**Goal of the exercise**:
Copy out every line containing the word "candidates".
□ □ □ □
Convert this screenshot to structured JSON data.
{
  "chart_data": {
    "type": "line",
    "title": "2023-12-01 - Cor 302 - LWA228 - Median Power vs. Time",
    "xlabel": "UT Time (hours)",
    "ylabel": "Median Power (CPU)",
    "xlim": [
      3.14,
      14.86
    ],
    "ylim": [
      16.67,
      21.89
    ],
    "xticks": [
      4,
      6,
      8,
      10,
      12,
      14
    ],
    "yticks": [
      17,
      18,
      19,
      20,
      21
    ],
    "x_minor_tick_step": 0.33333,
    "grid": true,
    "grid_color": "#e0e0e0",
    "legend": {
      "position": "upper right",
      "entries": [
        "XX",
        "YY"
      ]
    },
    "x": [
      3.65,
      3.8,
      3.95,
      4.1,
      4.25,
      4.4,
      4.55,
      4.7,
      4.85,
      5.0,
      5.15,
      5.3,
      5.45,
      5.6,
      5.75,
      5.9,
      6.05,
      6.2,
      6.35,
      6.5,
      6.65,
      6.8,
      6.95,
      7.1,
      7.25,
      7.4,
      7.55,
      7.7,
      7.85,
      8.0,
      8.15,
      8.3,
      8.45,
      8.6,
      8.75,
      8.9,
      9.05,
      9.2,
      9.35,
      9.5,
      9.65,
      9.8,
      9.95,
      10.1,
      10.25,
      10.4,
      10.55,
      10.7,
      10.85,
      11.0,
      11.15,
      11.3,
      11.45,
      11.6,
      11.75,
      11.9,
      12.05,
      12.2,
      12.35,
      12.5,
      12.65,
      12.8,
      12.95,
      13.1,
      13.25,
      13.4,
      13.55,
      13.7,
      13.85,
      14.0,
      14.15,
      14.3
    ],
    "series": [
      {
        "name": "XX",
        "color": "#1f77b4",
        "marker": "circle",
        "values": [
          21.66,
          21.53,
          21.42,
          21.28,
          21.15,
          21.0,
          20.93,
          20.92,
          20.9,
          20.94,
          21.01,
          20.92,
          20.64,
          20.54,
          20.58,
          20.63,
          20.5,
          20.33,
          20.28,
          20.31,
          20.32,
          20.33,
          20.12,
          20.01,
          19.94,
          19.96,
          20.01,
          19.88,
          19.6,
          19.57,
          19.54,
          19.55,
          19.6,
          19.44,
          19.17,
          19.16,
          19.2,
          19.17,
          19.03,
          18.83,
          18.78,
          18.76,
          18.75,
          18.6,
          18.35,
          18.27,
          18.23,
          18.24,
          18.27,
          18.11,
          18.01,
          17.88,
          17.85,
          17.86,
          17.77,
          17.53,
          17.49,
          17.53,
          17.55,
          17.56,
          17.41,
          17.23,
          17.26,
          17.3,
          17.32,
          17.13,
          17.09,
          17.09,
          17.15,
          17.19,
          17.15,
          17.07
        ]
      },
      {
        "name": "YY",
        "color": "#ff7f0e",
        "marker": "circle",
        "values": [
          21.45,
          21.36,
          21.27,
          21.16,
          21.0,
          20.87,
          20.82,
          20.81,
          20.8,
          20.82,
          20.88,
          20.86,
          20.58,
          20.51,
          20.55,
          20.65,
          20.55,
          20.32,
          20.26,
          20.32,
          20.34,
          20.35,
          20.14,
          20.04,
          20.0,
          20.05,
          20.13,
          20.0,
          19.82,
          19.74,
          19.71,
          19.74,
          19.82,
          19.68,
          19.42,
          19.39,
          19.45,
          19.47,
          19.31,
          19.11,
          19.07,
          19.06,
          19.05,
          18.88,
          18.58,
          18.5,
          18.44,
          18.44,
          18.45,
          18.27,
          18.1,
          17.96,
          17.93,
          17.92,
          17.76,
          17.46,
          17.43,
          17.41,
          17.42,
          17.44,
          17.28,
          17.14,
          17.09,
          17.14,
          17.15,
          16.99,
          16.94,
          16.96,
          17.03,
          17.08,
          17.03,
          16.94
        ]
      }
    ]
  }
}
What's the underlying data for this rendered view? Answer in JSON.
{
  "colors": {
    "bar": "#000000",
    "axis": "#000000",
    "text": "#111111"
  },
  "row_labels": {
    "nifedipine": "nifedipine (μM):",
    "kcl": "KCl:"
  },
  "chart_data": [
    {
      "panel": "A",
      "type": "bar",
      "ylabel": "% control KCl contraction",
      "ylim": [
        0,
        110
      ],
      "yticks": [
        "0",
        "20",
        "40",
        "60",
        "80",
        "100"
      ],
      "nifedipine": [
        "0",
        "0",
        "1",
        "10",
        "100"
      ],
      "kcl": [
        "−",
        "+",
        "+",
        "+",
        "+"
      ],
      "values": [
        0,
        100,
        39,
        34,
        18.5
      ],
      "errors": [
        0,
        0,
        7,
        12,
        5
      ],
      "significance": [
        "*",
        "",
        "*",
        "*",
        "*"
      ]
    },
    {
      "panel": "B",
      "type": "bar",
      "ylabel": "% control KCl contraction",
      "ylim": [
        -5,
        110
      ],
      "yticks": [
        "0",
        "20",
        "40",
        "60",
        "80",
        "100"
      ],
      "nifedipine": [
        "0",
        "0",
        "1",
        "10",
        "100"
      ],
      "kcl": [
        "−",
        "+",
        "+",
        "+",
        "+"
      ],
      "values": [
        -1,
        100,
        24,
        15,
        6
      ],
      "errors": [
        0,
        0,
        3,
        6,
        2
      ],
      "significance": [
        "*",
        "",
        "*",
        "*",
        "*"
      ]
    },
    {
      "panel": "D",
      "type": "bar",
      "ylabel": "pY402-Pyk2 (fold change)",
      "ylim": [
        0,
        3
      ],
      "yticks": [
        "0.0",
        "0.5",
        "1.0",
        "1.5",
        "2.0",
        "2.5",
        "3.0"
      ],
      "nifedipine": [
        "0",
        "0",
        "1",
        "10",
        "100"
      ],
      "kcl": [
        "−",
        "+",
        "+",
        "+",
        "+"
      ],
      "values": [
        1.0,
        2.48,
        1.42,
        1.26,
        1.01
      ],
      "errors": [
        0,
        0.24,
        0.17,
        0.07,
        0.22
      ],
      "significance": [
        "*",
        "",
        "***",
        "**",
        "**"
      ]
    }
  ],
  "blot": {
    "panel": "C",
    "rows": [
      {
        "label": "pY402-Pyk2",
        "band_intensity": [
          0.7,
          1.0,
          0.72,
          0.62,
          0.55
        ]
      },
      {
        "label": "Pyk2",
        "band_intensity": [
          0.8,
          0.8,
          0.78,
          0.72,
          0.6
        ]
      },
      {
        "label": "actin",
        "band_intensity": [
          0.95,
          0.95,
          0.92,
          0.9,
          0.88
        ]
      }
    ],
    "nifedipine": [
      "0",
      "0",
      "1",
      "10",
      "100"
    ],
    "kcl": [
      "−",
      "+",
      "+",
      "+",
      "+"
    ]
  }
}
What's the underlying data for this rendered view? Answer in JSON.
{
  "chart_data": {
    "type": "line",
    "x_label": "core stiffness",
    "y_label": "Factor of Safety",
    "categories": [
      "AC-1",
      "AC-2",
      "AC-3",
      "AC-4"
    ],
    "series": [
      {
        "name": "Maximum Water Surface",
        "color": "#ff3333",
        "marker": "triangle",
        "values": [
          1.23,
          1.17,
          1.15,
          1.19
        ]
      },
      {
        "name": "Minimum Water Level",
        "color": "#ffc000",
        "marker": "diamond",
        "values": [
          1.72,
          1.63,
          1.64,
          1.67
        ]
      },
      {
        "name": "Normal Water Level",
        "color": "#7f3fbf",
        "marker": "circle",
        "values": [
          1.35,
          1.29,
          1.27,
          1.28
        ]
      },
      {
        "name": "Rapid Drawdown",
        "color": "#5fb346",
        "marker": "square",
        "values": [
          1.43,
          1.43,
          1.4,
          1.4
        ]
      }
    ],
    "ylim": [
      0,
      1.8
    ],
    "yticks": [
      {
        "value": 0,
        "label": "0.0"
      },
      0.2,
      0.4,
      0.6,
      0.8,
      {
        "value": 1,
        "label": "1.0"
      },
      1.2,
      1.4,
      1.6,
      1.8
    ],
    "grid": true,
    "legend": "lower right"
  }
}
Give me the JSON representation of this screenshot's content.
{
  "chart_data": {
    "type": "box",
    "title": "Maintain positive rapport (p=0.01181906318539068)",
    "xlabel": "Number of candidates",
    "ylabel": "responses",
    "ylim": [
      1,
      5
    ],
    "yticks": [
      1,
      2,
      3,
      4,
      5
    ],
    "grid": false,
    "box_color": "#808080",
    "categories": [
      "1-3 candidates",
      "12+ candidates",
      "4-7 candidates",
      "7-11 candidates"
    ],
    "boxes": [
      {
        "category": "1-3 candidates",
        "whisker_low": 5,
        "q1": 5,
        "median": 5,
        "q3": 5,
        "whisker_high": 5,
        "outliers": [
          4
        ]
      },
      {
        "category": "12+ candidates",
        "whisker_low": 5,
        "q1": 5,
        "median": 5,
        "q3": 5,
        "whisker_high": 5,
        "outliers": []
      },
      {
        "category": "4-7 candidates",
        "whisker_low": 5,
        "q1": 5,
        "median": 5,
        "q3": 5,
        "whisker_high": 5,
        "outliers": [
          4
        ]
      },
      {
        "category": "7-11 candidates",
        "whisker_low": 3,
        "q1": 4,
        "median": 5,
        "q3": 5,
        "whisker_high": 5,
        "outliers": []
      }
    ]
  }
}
□ □ □ □
**The response**:
    "xlabel": "Number of candidates",
      "1-3 candidates",
      "12+ candidates",
      "4-7 candidates",
      "7-11 candidates"
        "category": "1-3 candidates",
        "category": "12+ candidates",
        "category": "4-7 candidates",
        "category": "7-11 candidates",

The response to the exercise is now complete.